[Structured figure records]
— Begin —
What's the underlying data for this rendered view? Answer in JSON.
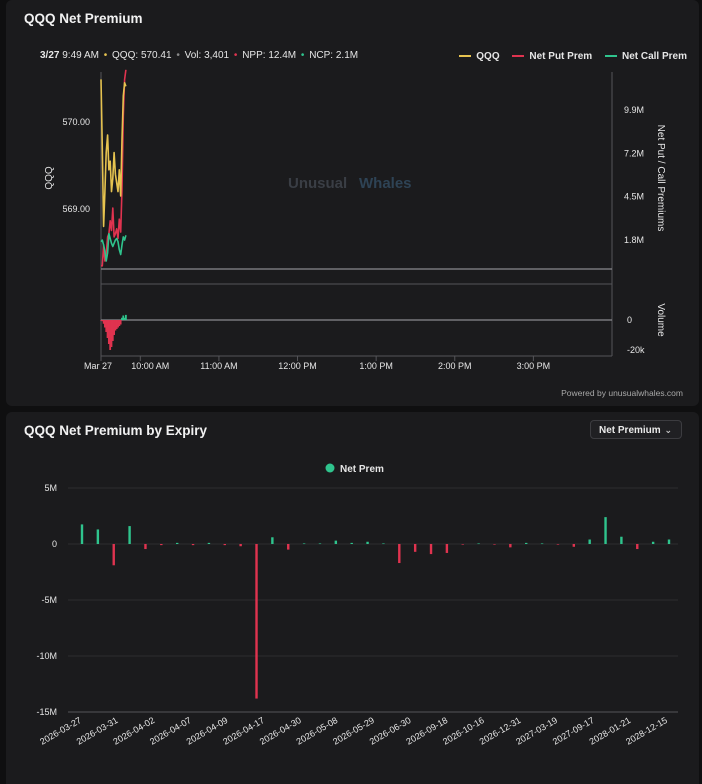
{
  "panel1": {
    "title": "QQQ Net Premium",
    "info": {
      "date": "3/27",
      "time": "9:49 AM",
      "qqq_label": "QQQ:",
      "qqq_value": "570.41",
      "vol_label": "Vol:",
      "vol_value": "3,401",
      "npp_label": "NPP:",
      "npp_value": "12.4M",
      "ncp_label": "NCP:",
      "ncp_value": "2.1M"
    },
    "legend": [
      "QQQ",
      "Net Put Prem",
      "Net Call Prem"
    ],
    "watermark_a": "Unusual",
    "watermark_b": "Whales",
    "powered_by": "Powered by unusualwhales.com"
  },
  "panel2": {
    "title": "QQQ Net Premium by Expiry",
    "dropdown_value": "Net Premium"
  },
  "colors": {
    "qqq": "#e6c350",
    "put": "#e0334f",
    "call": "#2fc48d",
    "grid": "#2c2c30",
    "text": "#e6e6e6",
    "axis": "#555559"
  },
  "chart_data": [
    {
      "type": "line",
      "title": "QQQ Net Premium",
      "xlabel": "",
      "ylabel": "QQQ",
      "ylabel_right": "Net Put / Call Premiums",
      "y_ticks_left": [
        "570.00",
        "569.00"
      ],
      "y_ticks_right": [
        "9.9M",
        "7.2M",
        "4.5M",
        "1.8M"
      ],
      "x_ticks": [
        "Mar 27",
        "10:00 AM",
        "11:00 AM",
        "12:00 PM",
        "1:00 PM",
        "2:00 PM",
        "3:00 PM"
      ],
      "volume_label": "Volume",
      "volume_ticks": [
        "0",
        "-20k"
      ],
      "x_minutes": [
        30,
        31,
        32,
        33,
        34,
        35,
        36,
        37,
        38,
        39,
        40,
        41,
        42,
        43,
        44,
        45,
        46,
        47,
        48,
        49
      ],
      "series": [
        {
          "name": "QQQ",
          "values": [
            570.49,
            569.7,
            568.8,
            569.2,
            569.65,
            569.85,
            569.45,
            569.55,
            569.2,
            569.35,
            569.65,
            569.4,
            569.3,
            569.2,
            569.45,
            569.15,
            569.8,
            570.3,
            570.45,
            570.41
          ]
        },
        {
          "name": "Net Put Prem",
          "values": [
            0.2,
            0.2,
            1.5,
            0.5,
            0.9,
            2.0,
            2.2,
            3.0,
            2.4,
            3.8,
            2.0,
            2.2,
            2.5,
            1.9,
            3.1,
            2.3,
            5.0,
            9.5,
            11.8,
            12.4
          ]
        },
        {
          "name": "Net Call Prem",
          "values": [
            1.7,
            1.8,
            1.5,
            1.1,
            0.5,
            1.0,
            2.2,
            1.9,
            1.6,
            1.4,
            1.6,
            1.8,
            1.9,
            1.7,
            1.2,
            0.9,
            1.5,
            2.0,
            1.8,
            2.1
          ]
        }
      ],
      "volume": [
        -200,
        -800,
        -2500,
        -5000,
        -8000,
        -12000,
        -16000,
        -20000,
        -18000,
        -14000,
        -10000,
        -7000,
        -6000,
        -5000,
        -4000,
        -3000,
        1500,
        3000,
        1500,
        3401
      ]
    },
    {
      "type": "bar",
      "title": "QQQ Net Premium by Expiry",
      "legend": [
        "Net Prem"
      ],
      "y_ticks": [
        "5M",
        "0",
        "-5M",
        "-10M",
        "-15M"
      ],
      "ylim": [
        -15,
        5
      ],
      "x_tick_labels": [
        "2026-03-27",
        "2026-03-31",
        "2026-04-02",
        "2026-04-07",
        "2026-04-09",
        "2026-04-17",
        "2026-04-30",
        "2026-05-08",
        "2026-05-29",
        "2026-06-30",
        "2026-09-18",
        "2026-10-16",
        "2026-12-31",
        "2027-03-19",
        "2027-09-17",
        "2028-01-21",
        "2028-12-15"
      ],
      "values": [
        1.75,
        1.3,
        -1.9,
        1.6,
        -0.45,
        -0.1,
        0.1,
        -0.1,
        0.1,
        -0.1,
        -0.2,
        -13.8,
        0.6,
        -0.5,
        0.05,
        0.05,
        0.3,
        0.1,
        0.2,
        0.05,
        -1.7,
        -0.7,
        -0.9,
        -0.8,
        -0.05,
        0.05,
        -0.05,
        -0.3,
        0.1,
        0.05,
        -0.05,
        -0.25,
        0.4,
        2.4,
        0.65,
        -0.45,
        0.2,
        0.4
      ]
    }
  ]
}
— End —
■ **EXERCISE REQUIREMENTS**
Without the images, write out each line of the data verbatim.

■ **SOLVED PROBLEM**
What's the underlying data for this rendered view? Answer in JSON.
{
  "panel1": {
    "title": "QQQ Net Premium",
    "info": {
      "date": "3/27",
      "time": "9:49 AM",
      "qqq_label": "QQQ:",
      "qqq_value": "570.41",
      "vol_label": "Vol:",
      "vol_value": "3,401",
      "npp_label": "NPP:",
      "npp_value": "12.4M",
      "ncp_label": "NCP:",
      "ncp_value": "2.1M"
    },
    "legend": [
      "QQQ",
      "Net Put Prem",
      "Net Call Prem"
    ],
    "watermark_a": "Unusual",
    "watermark_b": "Whales",
    "powered_by": "Powered by unusualwhales.com"
  },
  "panel2": {
    "title": "QQQ Net Premium by Expiry",
    "dropdown_value": "Net Premium"
  },
  "colors": {
    "qqq": "#e6c350",
    "put": "#e0334f",
    "call": "#2fc48d",
    "grid": "#2c2c30",
    "text": "#e6e6e6",
    "axis": "#555559"
  },
  "chart_data": [
    {
      "type": "line",
      "title": "QQQ Net Premium",
      "xlabel": "",
      "ylabel": "QQQ",
      "ylabel_right": "Net Put / Call Premiums",
      "y_ticks_left": [
        "570.00",
        "569.00"
      ],
      "y_ticks_right": [
        "9.9M",
        "7.2M",
        "4.5M",
        "1.8M"
      ],
      "x_ticks": [
        "Mar 27",
        "10:00 AM",
        "11:00 AM",
        "12:00 PM",
        "1:00 PM",
        "2:00 PM",
        "3:00 PM"
      ],
      "volume_label": "Volume",
      "volume_ticks": [
        "0",
        "-20k"
      ],
      "x_minutes": [
        30,
        31,
        32,
        33,
        34,
        35,
        36,
        37,
        38,
        39,
        40,
        41,
        42,
        43,
        44,
        45,
        46,
        47,
        48,
        49
      ],
      "series": [
        {
          "name": "QQQ",
          "values": [
            570.49,
            569.7,
            568.8,
            569.2,
            569.65,
            569.85,
            569.45,
            569.55,
            569.2,
            569.35,
            569.65,
            569.4,
            569.3,
            569.2,
            569.45,
            569.15,
            569.8,
            570.3,
            570.45,
            570.41
          ]
        },
        {
          "name": "Net Put Prem",
          "values": [
            0.2,
            0.2,
            1.5,
            0.5,
            0.9,
            2.0,
            2.2,
            3.0,
            2.4,
            3.8,
            2.0,
            2.2,
            2.5,
            1.9,
            3.1,
            2.3,
            5.0,
            9.5,
            11.8,
            12.4
          ]
        },
        {
          "name": "Net Call Prem",
          "values": [
            1.7,
            1.8,
            1.5,
            1.1,
            0.5,
            1.0,
            2.2,
            1.9,
            1.6,
            1.4,
            1.6,
            1.8,
            1.9,
            1.7,
            1.2,
            0.9,
            1.5,
            2.0,
            1.8,
            2.1
          ]
        }
      ],
      "volume": [
        -200,
        -800,
        -2500,
        -5000,
        -8000,
        -12000,
        -16000,
        -20000,
        -18000,
        -14000,
        -10000,
        -7000,
        -6000,
        -5000,
        -4000,
        -3000,
        1500,
        3000,
        1500,
        3401
      ]
    },
    {
      "type": "bar",
      "title": "QQQ Net Premium by Expiry",
      "legend": [
        "Net Prem"
      ],
      "y_ticks": [
        "5M",
        "0",
        "-5M",
        "-10M",
        "-15M"
      ],
      "ylim": [
        -15,
        5
      ],
      "x_tick_labels": [
        "2026-03-27",
        "2026-03-31",
        "2026-04-02",
        "2026-04-07",
        "2026-04-09",
        "2026-04-17",
        "2026-04-30",
        "2026-05-08",
        "2026-05-29",
        "2026-06-30",
        "2026-09-18",
        "2026-10-16",
        "2026-12-31",
        "2027-03-19",
        "2027-09-17",
        "2028-01-21",
        "2028-12-15"
      ],
      "values": [
        1.75,
        1.3,
        -1.9,
        1.6,
        -0.45,
        -0.1,
        0.1,
        -0.1,
        0.1,
        -0.1,
        -0.2,
        -13.8,
        0.6,
        -0.5,
        0.05,
        0.05,
        0.3,
        0.1,
        0.2,
        0.05,
        -1.7,
        -0.7,
        -0.9,
        -0.8,
        -0.05,
        0.05,
        -0.05,
        -0.3,
        0.1,
        0.05,
        -0.05,
        -0.25,
        0.4,
        2.4,
        0.65,
        -0.45,
        0.2,
        0.4
      ]
    }
  ]
}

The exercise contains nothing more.